▸ **Exercise details**
Find the lines holding the string "localhost" in the data, then copy all of them.

─── Record extracts ───

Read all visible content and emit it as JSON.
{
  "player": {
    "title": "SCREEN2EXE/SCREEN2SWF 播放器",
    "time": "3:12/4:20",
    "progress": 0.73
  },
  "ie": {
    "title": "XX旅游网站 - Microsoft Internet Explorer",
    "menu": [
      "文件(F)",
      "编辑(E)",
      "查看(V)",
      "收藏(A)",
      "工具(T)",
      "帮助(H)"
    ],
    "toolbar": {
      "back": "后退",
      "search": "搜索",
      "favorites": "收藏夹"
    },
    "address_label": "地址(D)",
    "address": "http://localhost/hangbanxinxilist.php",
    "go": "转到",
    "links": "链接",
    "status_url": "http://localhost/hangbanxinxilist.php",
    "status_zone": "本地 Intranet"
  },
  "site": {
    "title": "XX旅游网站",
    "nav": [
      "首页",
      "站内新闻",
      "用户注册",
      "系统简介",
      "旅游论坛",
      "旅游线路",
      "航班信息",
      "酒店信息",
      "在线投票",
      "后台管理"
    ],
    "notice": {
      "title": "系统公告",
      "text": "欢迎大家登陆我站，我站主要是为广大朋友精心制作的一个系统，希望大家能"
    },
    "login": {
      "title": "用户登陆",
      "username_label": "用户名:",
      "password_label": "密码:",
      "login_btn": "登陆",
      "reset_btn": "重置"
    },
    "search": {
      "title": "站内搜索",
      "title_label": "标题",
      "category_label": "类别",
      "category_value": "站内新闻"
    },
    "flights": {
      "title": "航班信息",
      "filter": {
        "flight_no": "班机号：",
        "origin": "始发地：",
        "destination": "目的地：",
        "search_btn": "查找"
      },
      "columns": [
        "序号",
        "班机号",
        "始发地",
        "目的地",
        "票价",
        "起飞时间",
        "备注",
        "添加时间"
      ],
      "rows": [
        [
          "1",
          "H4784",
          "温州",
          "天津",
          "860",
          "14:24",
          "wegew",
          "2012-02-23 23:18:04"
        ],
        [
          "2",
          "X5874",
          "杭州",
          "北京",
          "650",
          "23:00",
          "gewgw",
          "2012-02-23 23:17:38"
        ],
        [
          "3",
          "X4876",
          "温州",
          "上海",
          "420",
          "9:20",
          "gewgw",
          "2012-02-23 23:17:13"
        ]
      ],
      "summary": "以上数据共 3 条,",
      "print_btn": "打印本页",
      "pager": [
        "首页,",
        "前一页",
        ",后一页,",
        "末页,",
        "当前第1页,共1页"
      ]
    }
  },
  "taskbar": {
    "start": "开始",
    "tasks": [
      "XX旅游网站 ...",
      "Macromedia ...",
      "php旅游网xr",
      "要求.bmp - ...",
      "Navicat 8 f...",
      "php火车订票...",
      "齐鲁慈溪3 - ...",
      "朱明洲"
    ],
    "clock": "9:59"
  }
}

───

▸ **Reply to the exercise**
    "address": "http://localhost/hangbanxinxilist.php",
    "status_url": "http://localhost/hangbanxinxilist.php",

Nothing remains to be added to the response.